> DIRECTIONS FOR THIS TASK
Print out the entries below with no edits.
** START OF TASK DATA **
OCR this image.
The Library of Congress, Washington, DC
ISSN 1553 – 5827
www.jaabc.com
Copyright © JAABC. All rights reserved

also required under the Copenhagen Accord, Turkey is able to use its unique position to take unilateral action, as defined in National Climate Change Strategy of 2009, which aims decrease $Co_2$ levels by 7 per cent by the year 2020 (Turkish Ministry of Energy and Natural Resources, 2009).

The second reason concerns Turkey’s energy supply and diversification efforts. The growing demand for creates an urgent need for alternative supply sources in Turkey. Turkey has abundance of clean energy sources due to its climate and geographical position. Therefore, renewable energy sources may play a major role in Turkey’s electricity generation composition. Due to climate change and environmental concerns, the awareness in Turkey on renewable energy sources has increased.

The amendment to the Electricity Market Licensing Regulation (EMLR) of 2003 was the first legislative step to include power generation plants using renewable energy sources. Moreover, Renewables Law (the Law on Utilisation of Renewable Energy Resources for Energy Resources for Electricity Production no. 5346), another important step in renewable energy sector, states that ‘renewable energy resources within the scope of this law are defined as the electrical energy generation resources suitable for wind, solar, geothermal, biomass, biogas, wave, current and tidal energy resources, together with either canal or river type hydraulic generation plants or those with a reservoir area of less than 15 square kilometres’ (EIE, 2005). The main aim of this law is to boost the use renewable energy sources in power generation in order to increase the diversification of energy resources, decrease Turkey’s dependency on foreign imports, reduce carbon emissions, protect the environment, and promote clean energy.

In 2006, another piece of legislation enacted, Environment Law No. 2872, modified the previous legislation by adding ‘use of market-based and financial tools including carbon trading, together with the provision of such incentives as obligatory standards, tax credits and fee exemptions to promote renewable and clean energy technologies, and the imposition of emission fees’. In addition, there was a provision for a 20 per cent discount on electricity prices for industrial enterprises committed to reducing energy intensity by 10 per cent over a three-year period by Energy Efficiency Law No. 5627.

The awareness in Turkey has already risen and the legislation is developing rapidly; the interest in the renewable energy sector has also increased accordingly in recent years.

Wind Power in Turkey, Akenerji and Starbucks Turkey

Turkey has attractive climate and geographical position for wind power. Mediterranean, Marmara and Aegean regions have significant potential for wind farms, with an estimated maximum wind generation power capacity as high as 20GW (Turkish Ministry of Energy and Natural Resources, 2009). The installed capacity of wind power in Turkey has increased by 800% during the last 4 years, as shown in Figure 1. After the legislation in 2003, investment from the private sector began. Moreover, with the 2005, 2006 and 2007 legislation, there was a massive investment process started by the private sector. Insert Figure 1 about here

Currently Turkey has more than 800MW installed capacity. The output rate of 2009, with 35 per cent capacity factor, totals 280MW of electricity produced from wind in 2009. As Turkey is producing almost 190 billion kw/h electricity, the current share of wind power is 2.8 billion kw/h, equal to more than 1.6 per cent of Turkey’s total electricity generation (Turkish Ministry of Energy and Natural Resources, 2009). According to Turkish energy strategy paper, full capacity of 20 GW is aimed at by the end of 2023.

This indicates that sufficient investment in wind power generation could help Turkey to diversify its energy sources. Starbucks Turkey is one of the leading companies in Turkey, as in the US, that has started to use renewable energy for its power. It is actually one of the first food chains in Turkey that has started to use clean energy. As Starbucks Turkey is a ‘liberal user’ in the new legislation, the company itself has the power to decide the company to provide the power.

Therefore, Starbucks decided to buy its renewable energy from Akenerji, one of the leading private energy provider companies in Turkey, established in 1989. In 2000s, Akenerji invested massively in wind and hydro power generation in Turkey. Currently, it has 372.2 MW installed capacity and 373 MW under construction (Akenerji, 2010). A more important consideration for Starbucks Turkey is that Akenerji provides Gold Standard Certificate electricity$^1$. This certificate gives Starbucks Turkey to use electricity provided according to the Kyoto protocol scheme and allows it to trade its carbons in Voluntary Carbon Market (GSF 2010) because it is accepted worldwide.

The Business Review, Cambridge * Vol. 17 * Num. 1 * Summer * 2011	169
** END OF TASK DATA **
> COMPLETED EXERCISE
OCR this image.
The Library of Congress, Washington, DC
ISSN 1553 – 5827
www.jaabc.com
Copyright © JAABC. All rights reserved

also required under the Copenhagen Accord, Turkey is able to use its unique position to take unilateral action, as defined in National Climate Change Strategy of 2009, which aims decrease $Co_2$ levels by 7 per cent by the year 2020 (Turkish Ministry of Energy and Natural Resources, 2009).

The second reason concerns Turkey’s energy supply and diversification efforts. The growing demand for creates an urgent need for alternative supply sources in Turkey. Turkey has abundance of clean energy sources due to its climate and geographical position. Therefore, renewable energy sources may play a major role in Turkey’s electricity generation composition. Due to climate change and environmental concerns, the awareness in Turkey on renewable energy sources has increased.

The amendment to the Electricity Market Licensing Regulation (EMLR) of 2003 was the first legislative step to include power generation plants using renewable energy sources. Moreover, Renewables Law (the Law on Utilisation of Renewable Energy Resources for Energy Resources for Electricity Production no. 5346), another important step in renewable energy sector, states that ‘renewable energy resources within the scope of this law are defined as the electrical energy generation resources suitable for wind, solar, geothermal, biomass, biogas, wave, current and tidal energy resources, together with either canal or river type hydraulic generation plants or those with a reservoir area of less than 15 square kilometres’ (EIE, 2005). The main aim of this law is to boost the use renewable energy sources in power generation in order to increase the diversification of energy resources, decrease Turkey’s dependency on foreign imports, reduce carbon emissions, protect the environment, and promote clean energy.

In 2006, another piece of legislation enacted, Environment Law No. 2872, modified the previous legislation by adding ‘use of market-based and financial tools including carbon trading, together with the provision of such incentives as obligatory standards, tax credits and fee exemptions to promote renewable and clean energy technologies, and the imposition of emission fees’. In addition, there was a provision for a 20 per cent discount on electricity prices for industrial enterprises committed to reducing energy intensity by 10 per cent over a three-year period by Energy Efficiency Law No. 5627.

The awareness in Turkey has already risen and the legislation is developing rapidly; the interest in the renewable energy sector has also increased accordingly in recent years.

Wind Power in Turkey, Akenerji and Starbucks Turkey

Turkey has attractive climate and geographical position for wind power. Mediterranean, Marmara and Aegean regions have significant potential for wind farms, with an estimated maximum wind generation power capacity as high as 20GW (Turkish Ministry of Energy and Natural Resources, 2009). The installed capacity of wind power in Turkey has increased by 800% during the last 4 years, as shown in Figure 1. After the legislation in 2003, investment from the private sector began. Moreover, with the 2005, 2006 and 2007 legislation, there was a massive investment process started by the private sector. Insert Figure 1 about here

Currently Turkey has more than 800MW installed capacity. The output rate of 2009, with 35 per cent capacity factor, totals 280MW of electricity produced from wind in 2009. As Turkey is producing almost 190 billion kw/h electricity, the current share of wind power is 2.8 billion kw/h, equal to more than 1.6 per cent of Turkey’s total electricity generation (Turkish Ministry of Energy and Natural Resources, 2009). According to Turkish energy strategy paper, full capacity of 20 GW is aimed at by the end of 2023.

This indicates that sufficient investment in wind power generation could help Turkey to diversify its energy sources. Starbucks Turkey is one of the leading companies in Turkey, as in the US, that has started to use renewable energy for its power. It is actually one of the first food chains in Turkey that has started to use clean energy. As Starbucks Turkey is a ‘liberal user’ in the new legislation, the company itself has the power to decide the company to provide the power.

Therefore, Starbucks decided to buy its renewable energy from Akenerji, one of the leading private energy provider companies in Turkey, established in 1989. In 2000s, Akenerji invested massively in wind and hydro power generation in Turkey. Currently, it has 372.2 MW installed capacity and 373 MW under construction (Akenerji, 2010). A more important consideration for Starbucks Turkey is that Akenerji provides Gold Standard Certificate electricity$^1$. This certificate gives Starbucks Turkey to use electricity provided according to the Kyoto protocol scheme and allows it to trade its carbons in Voluntary Carbon Market (GSF 2010) because it is accepted worldwide.

The Business Review, Cambridge * Vol. 17 * Num. 1 * Summer * 2011	169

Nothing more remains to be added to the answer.